Dataset items
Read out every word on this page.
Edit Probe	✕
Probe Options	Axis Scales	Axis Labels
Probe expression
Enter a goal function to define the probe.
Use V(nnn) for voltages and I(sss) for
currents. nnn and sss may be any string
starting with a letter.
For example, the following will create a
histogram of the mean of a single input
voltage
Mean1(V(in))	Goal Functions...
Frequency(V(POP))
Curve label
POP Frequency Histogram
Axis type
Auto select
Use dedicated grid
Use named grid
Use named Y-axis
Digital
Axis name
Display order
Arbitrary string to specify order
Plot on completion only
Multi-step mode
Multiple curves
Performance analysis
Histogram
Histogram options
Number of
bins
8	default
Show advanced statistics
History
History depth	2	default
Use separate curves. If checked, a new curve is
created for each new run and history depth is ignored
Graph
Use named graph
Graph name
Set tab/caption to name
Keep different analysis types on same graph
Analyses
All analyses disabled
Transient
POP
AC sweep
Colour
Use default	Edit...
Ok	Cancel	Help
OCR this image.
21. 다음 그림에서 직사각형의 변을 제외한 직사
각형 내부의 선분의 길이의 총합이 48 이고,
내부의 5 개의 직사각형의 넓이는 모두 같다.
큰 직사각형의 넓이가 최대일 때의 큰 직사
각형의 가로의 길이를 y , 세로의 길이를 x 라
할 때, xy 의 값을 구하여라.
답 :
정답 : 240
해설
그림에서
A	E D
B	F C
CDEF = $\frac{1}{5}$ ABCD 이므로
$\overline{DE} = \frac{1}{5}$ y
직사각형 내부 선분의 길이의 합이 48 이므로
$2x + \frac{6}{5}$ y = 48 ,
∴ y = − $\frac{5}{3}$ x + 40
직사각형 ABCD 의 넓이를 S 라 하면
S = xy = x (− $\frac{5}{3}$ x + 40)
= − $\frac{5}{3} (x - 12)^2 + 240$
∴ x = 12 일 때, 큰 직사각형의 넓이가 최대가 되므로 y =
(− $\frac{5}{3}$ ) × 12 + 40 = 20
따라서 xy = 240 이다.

> [TASK DESCRIPTION]:
Write out all of the records once more, exactly.

> [FINAL ANSWER]:
Read out every word on this page.
Edit Probe	✕
Probe Options	Axis Scales	Axis Labels
Probe expression
Enter a goal function to define the probe.
Use V(nnn) for voltages and I(sss) for
currents. nnn and sss may be any string
starting with a letter.
For example, the following will create a
histogram of the mean of a single input
voltage
Mean1(V(in))	Goal Functions...
Frequency(V(POP))
Curve label
POP Frequency Histogram
Axis type
Auto select
Use dedicated grid
Use named grid
Use named Y-axis
Digital
Axis name
Display order
Arbitrary string to specify order
Plot on completion only
Multi-step mode
Multiple curves
Performance analysis
Histogram
Histogram options
Number of
bins
8	default
Show advanced statistics
History
History depth	2	default
Use separate curves. If checked, a new curve is
created for each new run and history depth is ignored
Graph
Use named graph
Graph name
Set tab/caption to name
Keep different analysis types on same graph
Analyses
All analyses disabled
Transient
POP
AC sweep
Colour
Use default	Edit...
Ok	Cancel	Help
OCR this image.
21. 다음 그림에서 직사각형의 변을 제외한 직사
각형 내부의 선분의 길이의 총합이 48 이고,
내부의 5 개의 직사각형의 넓이는 모두 같다.
큰 직사각형의 넓이가 최대일 때의 큰 직사
각형의 가로의 길이를 y , 세로의 길이를 x 라
할 때, xy 의 값을 구하여라.
답 :
정답 : 240
해설
그림에서
A	E D
B	F C
CDEF = $\frac{1}{5}$ ABCD 이므로
$\overline{DE} = \frac{1}{5}$ y
직사각형 내부 선분의 길이의 합이 48 이므로
$2x + \frac{6}{5}$ y = 48 ,
∴ y = − $\frac{5}{3}$ x + 40
직사각형 ABCD 의 넓이를 S 라 하면
S = xy = x (− $\frac{5}{3}$ x + 40)
= − $\frac{5}{3} (x - 12)^2 + 240$
∴ x = 12 일 때, 큰 직사각형의 넓이가 최대가 되므로 y =
(− $\frac{5}{3}$ ) × 12 + 40 = 20
따라서 xy = 240 이다.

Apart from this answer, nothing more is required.